Every entry below must appear again, exactly as written.

[Items listed in a dataset]
○ ○ ○ ○
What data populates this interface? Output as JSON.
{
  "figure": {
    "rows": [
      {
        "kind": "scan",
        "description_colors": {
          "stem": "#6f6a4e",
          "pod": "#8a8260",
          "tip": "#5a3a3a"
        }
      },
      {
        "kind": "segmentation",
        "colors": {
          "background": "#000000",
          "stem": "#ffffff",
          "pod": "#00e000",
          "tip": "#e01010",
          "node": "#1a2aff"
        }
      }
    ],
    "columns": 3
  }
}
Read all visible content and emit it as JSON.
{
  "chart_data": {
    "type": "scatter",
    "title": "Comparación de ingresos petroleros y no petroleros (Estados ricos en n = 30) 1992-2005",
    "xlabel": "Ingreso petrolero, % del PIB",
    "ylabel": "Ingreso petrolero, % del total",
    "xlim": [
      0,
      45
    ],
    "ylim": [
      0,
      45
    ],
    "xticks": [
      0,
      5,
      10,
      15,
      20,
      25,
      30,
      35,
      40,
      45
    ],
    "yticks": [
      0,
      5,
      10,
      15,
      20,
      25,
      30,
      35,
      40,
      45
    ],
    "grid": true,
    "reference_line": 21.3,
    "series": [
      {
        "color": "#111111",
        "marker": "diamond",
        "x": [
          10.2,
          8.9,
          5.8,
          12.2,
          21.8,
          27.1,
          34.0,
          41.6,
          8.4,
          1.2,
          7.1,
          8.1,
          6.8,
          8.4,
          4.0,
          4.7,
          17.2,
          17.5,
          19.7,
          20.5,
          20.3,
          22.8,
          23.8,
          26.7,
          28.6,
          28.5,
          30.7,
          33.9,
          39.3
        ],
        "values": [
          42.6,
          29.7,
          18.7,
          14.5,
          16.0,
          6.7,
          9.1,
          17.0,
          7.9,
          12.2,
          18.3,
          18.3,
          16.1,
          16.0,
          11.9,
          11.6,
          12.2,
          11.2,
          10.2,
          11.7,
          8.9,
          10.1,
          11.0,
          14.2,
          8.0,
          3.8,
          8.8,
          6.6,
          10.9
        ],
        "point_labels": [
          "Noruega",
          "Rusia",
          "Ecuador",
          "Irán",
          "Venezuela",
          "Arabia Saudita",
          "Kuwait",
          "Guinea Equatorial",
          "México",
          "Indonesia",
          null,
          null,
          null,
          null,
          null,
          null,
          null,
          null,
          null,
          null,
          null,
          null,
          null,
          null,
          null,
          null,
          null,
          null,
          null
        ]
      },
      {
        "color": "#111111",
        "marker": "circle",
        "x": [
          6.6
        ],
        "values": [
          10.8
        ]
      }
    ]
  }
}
○ ○ ○ ○
» **Written answer**
What data populates this interface? Output as JSON.
{
  "figure": {
    "rows": [
      {
        "kind": "scan",
        "description_colors": {
          "stem": "#6f6a4e",
          "pod": "#8a8260",
          "tip": "#5a3a3a"
        }
      },
      {
        "kind": "segmentation",
        "colors": {
          "background": "#000000",
          "stem": "#ffffff",
          "pod": "#00e000",
          "tip": "#e01010",
          "node": "#1a2aff"
        }
      }
    ],
    "columns": 3
  }
}
Read all visible content and emit it as JSON.
{
  "chart_data": {
    "type": "scatter",
    "title": "Comparación de ingresos petroleros y no petroleros (Estados ricos en n = 30) 1992-2005",
    "xlabel": "Ingreso petrolero, % del PIB",
    "ylabel": "Ingreso petrolero, % del total",
    "xlim": [
      0,
      45
    ],
    "ylim": [
      0,
      45
    ],
    "xticks": [
      0,
      5,
      10,
      15,
      20,
      25,
      30,
      35,
      40,
      45
    ],
    "yticks": [
      0,
      5,
      10,
      15,
      20,
      25,
      30,
      35,
      40,
      45
    ],
    "grid": true,
    "reference_line": 21.3,
    "series": [
      {
        "color": "#111111",
        "marker": "diamond",
        "x": [
          10.2,
          8.9,
          5.8,
          12.2,
          21.8,
          27.1,
          34.0,
          41.6,
          8.4,
          1.2,
          7.1,
          8.1,
          6.8,
          8.4,
          4.0,
          4.7,
          17.2,
          17.5,
          19.7,
          20.5,
          20.3,
          22.8,
          23.8,
          26.7,
          28.6,
          28.5,
          30.7,
          33.9,
          39.3
        ],
        "values": [
          42.6,
          29.7,
          18.7,
          14.5,
          16.0,
          6.7,
          9.1,
          17.0,
          7.9,
          12.2,
          18.3,
          18.3,
          16.1,
          16.0,
          11.9,
          11.6,
          12.2,
          11.2,
          10.2,
          11.7,
          8.9,
          10.1,
          11.0,
          14.2,
          8.0,
          3.8,
          8.8,
          6.6,
          10.9
        ],
        "point_labels": [
          "Noruega",
          "Rusia",
          "Ecuador",
          "Irán",
          "Venezuela",
          "Arabia Saudita",
          "Kuwait",
          "Guinea Equatorial",
          "México",
          "Indonesia",
          null,
          null,
          null,
          null,
          null,
          null,
          null,
          null,
          null,
          null,
          null,
          null,
          null,
          null,
          null,
          null,
          null,
          null,
          null
        ]
      },
      {
        "color": "#111111",
        "marker": "circle",
        "x": [
          6.6
        ],
        "values": [
          10.8
        ]
      }
    ]
  }
}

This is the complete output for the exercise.